>> begin ARTICLE

#' Catch Per Unit Effort simulator
#'
#' Estimates the relationship between a denominator and a numerator variable over time
#'
#' @param catch Data table (or object that can be coerced to one) with, minimally, two numeric columns called Start and End.
#' @param effort Data table (or object that can be coerced to one) with, minimally, two numeric columns called Start and End.
#' @param wt.catch Numeric vector: the weight to be applied to each row in `catch', or a constant weight to be applied to all.
#' Defaults to 1.
#' @param wt.effort Numeric vector: the weight to be applied to each row in `effort`, or a constant weight to be applied to all.
#' Defaults to 1.
#' @param context.fields Character vector specifying the column(s) in data which define the minimal stratigraphic entities to analyse.
#' Defaults to "ID".
#' @param UoA Unit of Analysis: character vector of names of additional columns by which to group data when aggregating weights,
#' on top of those specified in context.field. For example, should different taxa be lumped together when analysing bone remains
#' from a table of contexts? Defaults to NULL.

>> end ARTICLE
>> begin DATASET

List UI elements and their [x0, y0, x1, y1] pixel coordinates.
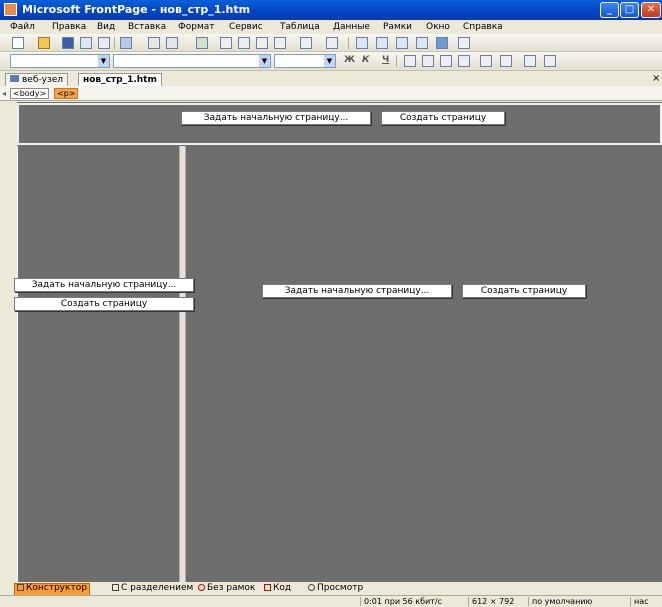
align-left-icon[interactable] — [404, 55, 416, 67]
chevron-down-icon: ▼ — [324, 55, 335, 67]
menu-data[interactable]: Данные — [333, 22, 370, 32]
menu-bar: Файл Правка Вид Вставка Формат Сервис Та… — [0, 20, 662, 34]
close-tab-icon[interactable]: × — [652, 73, 660, 84]
no-frames-icon — [198, 584, 205, 591]
increase-font-icon[interactable] — [480, 55, 492, 67]
create-page-button[interactable]: Создать страницу — [381, 111, 505, 125]
chevron-down-icon: ▼ — [259, 55, 270, 67]
set-initial-page-button[interactable]: Задать начальную страницу... — [181, 111, 371, 125]
set-initial-page-button[interactable]: Задать начальную страницу... — [14, 278, 194, 292]
drawing-icon[interactable] — [416, 37, 428, 49]
tab-no-frames-view[interactable]: Без рамок — [196, 583, 257, 594]
preview-icon[interactable] — [166, 37, 178, 49]
design-view-icon — [17, 584, 24, 591]
status-extra: нас — [630, 597, 652, 606]
save-icon[interactable] — [62, 37, 74, 49]
numbering-icon[interactable] — [524, 55, 536, 67]
menu-insert[interactable]: Вставка — [128, 22, 166, 32]
tab-code-view[interactable]: Код — [262, 583, 293, 594]
scroll-left-icon[interactable]: ◂ — [2, 89, 6, 98]
menu-view[interactable]: Вид — [97, 22, 115, 32]
download-time: 0:01 при 56 кбит/с — [360, 597, 445, 606]
close-button[interactable]: ✕ — [641, 2, 661, 18]
website-icon — [10, 75, 19, 82]
font-select[interactable]: ▼ — [113, 54, 271, 68]
copy-icon[interactable] — [238, 37, 250, 49]
justify-icon[interactable] — [458, 55, 470, 67]
paste-icon[interactable] — [256, 37, 268, 49]
minimize-button[interactable]: _ — [600, 2, 619, 18]
insert-layer-icon[interactable] — [376, 37, 388, 49]
status-bar: 0:01 при 56 кбит/с 612 × 792 по умолчани… — [0, 595, 662, 607]
create-page-button[interactable]: Создать страницу — [14, 297, 194, 311]
tag-p[interactable]: <p> — [54, 88, 79, 99]
preview-magnifier-icon — [308, 584, 315, 591]
menu-frames[interactable]: Рамки — [383, 22, 412, 32]
help-icon[interactable] — [458, 37, 470, 49]
code-view-icon — [264, 584, 271, 591]
left-gutter — [0, 102, 17, 598]
bold-button[interactable]: Ж — [344, 55, 355, 65]
search-icon[interactable] — [80, 37, 92, 49]
undo-icon[interactable] — [300, 37, 312, 49]
standard-toolbar — [0, 34, 662, 52]
formatting-toolbar: ▼ ▼ ▼ Ж К Ч — [0, 52, 662, 71]
frame-splitter[interactable] — [179, 146, 186, 596]
menu-edit[interactable]: Правка — [52, 22, 86, 32]
menu-file[interactable]: Файл — [10, 22, 35, 32]
set-initial-page-button[interactable]: Задать начальную страницу... — [262, 284, 452, 298]
font-size-select[interactable]: ▼ — [274, 54, 336, 68]
redo-icon[interactable] — [326, 37, 338, 49]
decrease-font-icon[interactable] — [500, 55, 512, 67]
menu-table[interactable]: Таблица — [280, 22, 320, 32]
menu-window[interactable]: Окно — [426, 22, 450, 32]
tab-page[interactable]: нов_стр_1.htm — [78, 73, 162, 86]
document-tabs: веб-узел нов_стр_1.htm × — [0, 72, 662, 86]
tab-preview[interactable]: Просмотр — [306, 583, 365, 594]
toolbar-separator — [348, 37, 349, 49]
render-mode: по умолчанию — [528, 597, 595, 606]
underline-button[interactable]: Ч — [382, 55, 389, 65]
menu-format[interactable]: Формат — [178, 22, 215, 32]
maximize-button[interactable]: □ — [620, 2, 639, 18]
view-tabs: Конструктор С разделением Без рамок Код … — [0, 582, 662, 596]
top-frame[interactable]: Задать начальную страницу... Создать стр… — [17, 103, 662, 145]
main-frame[interactable]: Задать начальную страницу... Создать стр… — [186, 146, 662, 596]
style-select[interactable]: ▼ — [10, 54, 110, 68]
title-bar: Microsoft FrontPage - нов_стр_1.htm _ □ … — [0, 0, 662, 20]
new-page-icon[interactable] — [12, 37, 24, 49]
tag-body[interactable]: <body> — [10, 88, 50, 99]
menu-tools[interactable]: Сервис — [229, 22, 263, 32]
open-folder-icon[interactable] — [38, 37, 50, 49]
window-title: Microsoft FrontPage - нов_стр_1.htm — [22, 3, 251, 16]
cut-icon[interactable] — [220, 37, 232, 49]
left-frame[interactable] — [18, 146, 179, 596]
web-component-icon[interactable] — [120, 37, 132, 49]
tab-split-view[interactable]: С разделением — [110, 583, 195, 594]
print-icon[interactable] — [148, 37, 160, 49]
frontpage-icon — [4, 3, 17, 16]
format-painter-icon[interactable] — [274, 37, 286, 49]
toolbar-separator — [396, 55, 397, 67]
create-page-button[interactable]: Создать страницу — [462, 284, 586, 298]
align-center-icon[interactable] — [422, 55, 434, 67]
split-view-icon — [112, 584, 119, 591]
page-size: 612 × 792 — [468, 597, 517, 606]
tab-website[interactable]: веб-узел — [5, 73, 69, 86]
align-right-icon[interactable] — [440, 55, 452, 67]
publish-icon[interactable] — [98, 37, 110, 49]
menu-help[interactable]: Справка — [463, 22, 503, 32]
bullets-icon[interactable] — [544, 55, 556, 67]
quick-tag-selector: ◂ <body> <p> — [0, 86, 662, 101]
insert-table-icon[interactable] — [356, 37, 368, 49]
insert-picture-icon[interactable] — [396, 37, 408, 49]
italic-button[interactable]: К — [362, 55, 369, 65]
hyperlink-icon[interactable] — [436, 37, 448, 49]
chevron-down-icon: ▼ — [98, 55, 109, 67]
spelling-icon[interactable] — [196, 37, 208, 49]
toolbar-separator — [114, 37, 115, 49]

>> end DATASET

▶ _PROBLEMS TO WORK ON_
1. Sum up the catch per unit effort documentation in two sentences.
2. Please write the next few lines of the catch per unit effort documentation, continuing after the UoA parameter entry.

▶ _ANSWERS TO THE EXERCISE_
1. The catch per unit effort simulator estimates how a numerator and a denominator variable relate over time, taking catch and effort tables that each need at least numeric Start and End columns, plus weights for each table that default to 1. Its context.fields argument, defaulting to "ID", names the columns that define the minimal stratigraphic entities to analyze, and UoA, defaulting to NULL, adds further columns to group by when weights are aggregated.

2.
#' @param quant.list Numeric vector of quantiles to be calculated in a summary table. Defaults to c(0.025,0.25,0.5,0.75,0.975).
#' @param start.date Numeric: the start of time period to be considered. Defaults to lowest value in data$Start.
#' @param end.date Numeric: the end of time period to be considered. Defaults to highest value in data$End.
#' @param bin.width Numeric: the resolution of the analysis, in units of time. Defaults to 100.
#' @param reps Integer: the number of times the simulation will be run. Defaults to 100.
#' @param RoC Rate of Change. Logical: should rates of change between adjacent bins be calculated alongside the raw counts?
#' @param small.n Numeric: vector specifying one or more cut-off values to be used to flag periods of where the underlying sample size (i.e.
#' magnitude of effort) is small. If multiple values are passed they should be in descending order.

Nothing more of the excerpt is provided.